◆ Отрывок текста:
------------------------------------

После того как буржуа ещё поспрашивали вкривь и вкось, обнаружилась, наконец, тайна их «сострадания» к вдовам, бедным семьям и т. д.
«Собственник копей главный надзор поручает известным джентльменам; последние, чтобы снискать одобрение, все стараются поставить на возможно более экономную ногу, и работницы-девушки получают от 1 шилл. до 1 шилл. 6 пенсов в день за такую работу, за которую мужчине пришлось бы платить 2 шилл. 6 пенсов» (№ 1816).
4) Присяжные по осмотру трупов.
«Что касается coroner's inquests [расследований присяжных по осмотру трупов] в ваших округах, то довольны ли рабочие судебной практикой, когда происходят несчастные случаи? – Нет, они недовольны» (№ 360). «Почему нет? – В особенности потому, что присяжными назначают людей, которые абсолютно ничего не понимают в копях. Рабочих никогда не привлекают, кроме как в качестве свидетелей. В общем, приглашают соседних лавочников, которые находятся под влиянием их покупателей, владельцев копей, и не понимают даже технических выражений свидетелей. Мы требуем, чтобы часть присяжных состояла из горнорабочих. Обыкновенно приговоры противоречат показаниям свидетелей» (№№ 361, 364, 366, 368, 371, 375). «Не должны ли присяжные быть беспристрастными? – Да». «А будут ли таковыми рабочие? – Я не вижу оснований, почему бы им не быть беспристрастными. У них есть знание дела». «Но не будут ли они склонны выносить несправедливо суровые приговоры в интересах рабочих? – Нет, я не думаю этого».
5) Неправильная мера, вес и т. д. Рабочие требуют еженедельной оплаты вместо двухнедельной, измерения по весу, а не по ёмкости вёдер, защиты против употребления неправильных весов и т. д. (№ 1071).

------------------------------------

◆ Перечень:
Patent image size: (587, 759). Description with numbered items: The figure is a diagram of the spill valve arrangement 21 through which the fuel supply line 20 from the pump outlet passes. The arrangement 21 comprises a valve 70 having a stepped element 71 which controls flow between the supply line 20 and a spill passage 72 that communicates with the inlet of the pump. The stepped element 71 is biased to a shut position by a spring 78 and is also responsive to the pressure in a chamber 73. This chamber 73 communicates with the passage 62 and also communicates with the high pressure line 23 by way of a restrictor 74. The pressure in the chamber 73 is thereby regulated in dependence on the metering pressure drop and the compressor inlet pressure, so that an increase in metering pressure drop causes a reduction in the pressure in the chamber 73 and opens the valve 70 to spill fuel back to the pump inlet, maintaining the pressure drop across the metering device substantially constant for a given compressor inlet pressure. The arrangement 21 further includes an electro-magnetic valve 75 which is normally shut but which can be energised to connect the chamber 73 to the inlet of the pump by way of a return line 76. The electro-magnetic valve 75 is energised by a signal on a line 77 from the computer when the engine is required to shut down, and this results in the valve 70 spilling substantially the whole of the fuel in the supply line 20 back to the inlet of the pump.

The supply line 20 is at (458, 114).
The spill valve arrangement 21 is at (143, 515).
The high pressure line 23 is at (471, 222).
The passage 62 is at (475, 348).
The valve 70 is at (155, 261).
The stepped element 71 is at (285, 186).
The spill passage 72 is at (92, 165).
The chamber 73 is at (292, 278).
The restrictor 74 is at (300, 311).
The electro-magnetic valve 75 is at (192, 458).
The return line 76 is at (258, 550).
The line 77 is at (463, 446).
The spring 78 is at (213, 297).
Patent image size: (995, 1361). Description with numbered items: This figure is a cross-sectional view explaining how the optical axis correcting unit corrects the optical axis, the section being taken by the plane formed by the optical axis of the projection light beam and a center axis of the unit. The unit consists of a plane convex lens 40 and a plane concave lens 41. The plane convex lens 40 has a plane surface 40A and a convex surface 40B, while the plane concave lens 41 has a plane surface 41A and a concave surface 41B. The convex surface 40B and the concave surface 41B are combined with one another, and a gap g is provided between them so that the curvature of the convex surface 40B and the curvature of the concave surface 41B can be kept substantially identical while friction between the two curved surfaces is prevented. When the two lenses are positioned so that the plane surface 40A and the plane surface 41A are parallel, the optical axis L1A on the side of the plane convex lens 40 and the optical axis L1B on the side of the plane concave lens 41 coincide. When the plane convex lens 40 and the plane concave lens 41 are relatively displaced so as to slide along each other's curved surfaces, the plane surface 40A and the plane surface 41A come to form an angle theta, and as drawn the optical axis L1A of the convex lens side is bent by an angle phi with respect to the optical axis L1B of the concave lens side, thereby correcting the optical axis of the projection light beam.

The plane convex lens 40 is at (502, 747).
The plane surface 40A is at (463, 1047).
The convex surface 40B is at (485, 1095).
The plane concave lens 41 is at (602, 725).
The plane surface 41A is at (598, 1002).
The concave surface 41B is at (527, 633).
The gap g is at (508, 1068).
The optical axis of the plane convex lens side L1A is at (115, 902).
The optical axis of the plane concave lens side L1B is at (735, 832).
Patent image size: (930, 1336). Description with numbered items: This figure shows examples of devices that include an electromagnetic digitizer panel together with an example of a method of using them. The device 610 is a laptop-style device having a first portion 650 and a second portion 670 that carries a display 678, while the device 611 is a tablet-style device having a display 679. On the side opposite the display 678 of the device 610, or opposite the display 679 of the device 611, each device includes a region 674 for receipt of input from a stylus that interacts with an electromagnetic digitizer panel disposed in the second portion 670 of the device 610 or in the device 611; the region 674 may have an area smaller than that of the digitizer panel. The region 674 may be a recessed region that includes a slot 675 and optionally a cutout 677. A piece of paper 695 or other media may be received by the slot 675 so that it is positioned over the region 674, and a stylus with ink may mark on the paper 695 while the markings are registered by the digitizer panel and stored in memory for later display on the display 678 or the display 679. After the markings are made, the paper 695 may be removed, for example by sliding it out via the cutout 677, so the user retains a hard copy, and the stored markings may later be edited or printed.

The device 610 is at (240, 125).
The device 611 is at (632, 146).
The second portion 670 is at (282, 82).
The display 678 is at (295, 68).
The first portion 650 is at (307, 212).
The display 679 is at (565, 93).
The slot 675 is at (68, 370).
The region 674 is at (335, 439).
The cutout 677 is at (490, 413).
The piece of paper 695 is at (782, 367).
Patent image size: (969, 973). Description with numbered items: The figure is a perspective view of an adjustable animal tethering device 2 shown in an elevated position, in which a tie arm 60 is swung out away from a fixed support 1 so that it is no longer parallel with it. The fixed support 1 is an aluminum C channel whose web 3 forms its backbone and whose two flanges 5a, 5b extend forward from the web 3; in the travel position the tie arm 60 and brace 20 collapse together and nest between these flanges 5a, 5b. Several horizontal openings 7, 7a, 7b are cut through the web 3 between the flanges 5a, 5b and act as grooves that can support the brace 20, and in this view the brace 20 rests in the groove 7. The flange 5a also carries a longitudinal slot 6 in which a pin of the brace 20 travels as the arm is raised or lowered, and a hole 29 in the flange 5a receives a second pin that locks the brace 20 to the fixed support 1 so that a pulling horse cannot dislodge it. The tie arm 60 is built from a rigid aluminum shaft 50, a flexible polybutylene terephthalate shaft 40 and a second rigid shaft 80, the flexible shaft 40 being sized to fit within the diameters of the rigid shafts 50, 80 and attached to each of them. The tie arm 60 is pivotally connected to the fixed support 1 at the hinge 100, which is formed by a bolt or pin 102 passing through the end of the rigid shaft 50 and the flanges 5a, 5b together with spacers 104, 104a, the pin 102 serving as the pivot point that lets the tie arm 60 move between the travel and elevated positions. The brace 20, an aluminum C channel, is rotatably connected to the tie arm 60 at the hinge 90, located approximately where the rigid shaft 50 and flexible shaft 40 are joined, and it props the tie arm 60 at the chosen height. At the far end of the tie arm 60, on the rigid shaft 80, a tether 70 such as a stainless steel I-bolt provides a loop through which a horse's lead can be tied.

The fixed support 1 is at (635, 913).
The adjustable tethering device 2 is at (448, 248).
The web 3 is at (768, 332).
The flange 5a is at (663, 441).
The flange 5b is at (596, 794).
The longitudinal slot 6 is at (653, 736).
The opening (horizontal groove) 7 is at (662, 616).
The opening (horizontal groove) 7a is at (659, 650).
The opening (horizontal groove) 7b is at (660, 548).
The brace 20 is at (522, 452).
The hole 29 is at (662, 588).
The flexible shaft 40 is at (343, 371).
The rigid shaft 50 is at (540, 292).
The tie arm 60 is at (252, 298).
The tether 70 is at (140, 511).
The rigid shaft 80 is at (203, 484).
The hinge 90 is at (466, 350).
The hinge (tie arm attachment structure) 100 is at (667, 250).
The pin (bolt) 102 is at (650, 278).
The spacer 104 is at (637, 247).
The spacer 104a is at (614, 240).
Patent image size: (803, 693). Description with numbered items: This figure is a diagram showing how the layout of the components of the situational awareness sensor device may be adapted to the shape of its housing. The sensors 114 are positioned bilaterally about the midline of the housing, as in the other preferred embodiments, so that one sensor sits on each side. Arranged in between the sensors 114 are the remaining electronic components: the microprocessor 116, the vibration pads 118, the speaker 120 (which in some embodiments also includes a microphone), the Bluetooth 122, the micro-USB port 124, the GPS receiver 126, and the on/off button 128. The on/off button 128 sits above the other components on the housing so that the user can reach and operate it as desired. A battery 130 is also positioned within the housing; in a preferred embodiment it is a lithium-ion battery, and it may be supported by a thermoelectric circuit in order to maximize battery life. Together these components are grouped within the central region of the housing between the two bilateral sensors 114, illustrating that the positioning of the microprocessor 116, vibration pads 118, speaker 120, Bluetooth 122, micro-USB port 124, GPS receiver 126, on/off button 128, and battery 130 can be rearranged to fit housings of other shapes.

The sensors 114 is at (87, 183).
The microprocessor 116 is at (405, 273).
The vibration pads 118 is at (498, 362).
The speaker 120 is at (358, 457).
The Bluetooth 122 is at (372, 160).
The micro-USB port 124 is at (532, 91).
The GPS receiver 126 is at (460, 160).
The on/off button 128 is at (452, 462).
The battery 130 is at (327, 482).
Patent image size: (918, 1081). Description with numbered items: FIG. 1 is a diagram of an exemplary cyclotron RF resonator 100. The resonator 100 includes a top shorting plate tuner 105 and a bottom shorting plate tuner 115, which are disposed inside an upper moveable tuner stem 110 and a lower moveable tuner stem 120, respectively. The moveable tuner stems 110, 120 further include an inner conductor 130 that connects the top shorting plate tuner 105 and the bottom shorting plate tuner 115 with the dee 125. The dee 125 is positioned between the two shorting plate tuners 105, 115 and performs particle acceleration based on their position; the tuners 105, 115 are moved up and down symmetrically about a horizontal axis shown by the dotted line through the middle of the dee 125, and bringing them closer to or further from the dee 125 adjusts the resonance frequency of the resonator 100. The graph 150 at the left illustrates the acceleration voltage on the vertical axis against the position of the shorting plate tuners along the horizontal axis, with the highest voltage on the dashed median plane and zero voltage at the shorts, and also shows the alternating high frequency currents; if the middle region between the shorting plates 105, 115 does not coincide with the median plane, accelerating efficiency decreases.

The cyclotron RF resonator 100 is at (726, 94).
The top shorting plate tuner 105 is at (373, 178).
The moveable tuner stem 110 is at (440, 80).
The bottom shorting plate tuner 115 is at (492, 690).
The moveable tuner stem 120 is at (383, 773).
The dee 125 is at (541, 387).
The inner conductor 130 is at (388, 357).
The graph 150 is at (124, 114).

------------------------------------

◆ Что сделать:
- a) Перепишите из перечня без единого изменения строки, начиная со строки с «Patent image size: (969, 973).» и заканчивая строкой с «The adjustable tethering» включительно.
- b) Продолжите отрывок о положении горнорабочих, начав сразу после его последнего предложения.

◆ Ответы к заданиям:
- a)
Patent image size: (969, 973). Description with numbered items: The figure is a perspective view of an adjustable animal tethering device 2 shown in an elevated position, in which a tie arm 60 is swung out away from a fixed support 1 so that it is no longer parallel with it. The fixed support 1 is an aluminum C channel whose web 3 forms its backbone and whose two flanges 5a, 5b extend forward from the web 3; in the travel position the tie arm 60 and brace 20 collapse together and nest between these flanges 5a, 5b. Several horizontal openings 7, 7a, 7b are cut through the web 3 between the flanges 5a, 5b and act as grooves that can support the brace 20, and in this view the brace 20 rests in the groove 7. The flange 5a also carries a longitudinal slot 6 in which a pin of the brace 20 travels as the arm is raised or lowered, and a hole 29 in the flange 5a receives a second pin that locks the brace 20 to the fixed support 1 so that a pulling horse cannot dislodge it. The tie arm 60 is built from a rigid aluminum shaft 50, a flexible polybutylene terephthalate shaft 40 and a second rigid shaft 80, the flexible shaft 40 being sized to fit within the diameters of the rigid shafts 50, 80 and attached to each of them. The tie arm 60 is pivotally connected to the fixed support 1 at the hinge 100, which is formed by a bolt or pin 102 passing through the end of the rigid shaft 50 and the flanges 5a, 5b together with spacers 104, 104a, the pin 102 serving as the pivot point that lets the tie arm 60 move between the travel and elevated positions. The brace 20, an aluminum C channel, is rotatably connected to the tie arm 60 at the hinge 90, located approximately where the rigid shaft 50 and flexible shaft 40 are joined, and it props the tie arm 60 at the chosen height. At the far end of the tie arm 60, on the rigid shaft 80, a tether 70 such as a stainless steel I-bolt provides a loop through which a horse's lead can be tied.

The fixed support 1 is at (635, 913).
The adjustable tethering device 2 is at (448, 248).

- b)
«Если вёдра обманным образом увеличивают, то ведь рабочий, предупредив за 14 дней, может оставить шахту? – Но если он поступит на другое место, он и там встретит то же самое» (№ 1071). «Но всё же он может оставить место, где совершается несправедливость? – Везде то же самое» (№ 1072). «Но рабочий во всякое время может оставить своё место, предупредив за 14 дней? – Да». Кончено дело!
6) Горная инспекция. Рабочие страдают не только от несчастных случаев при взрыве газов.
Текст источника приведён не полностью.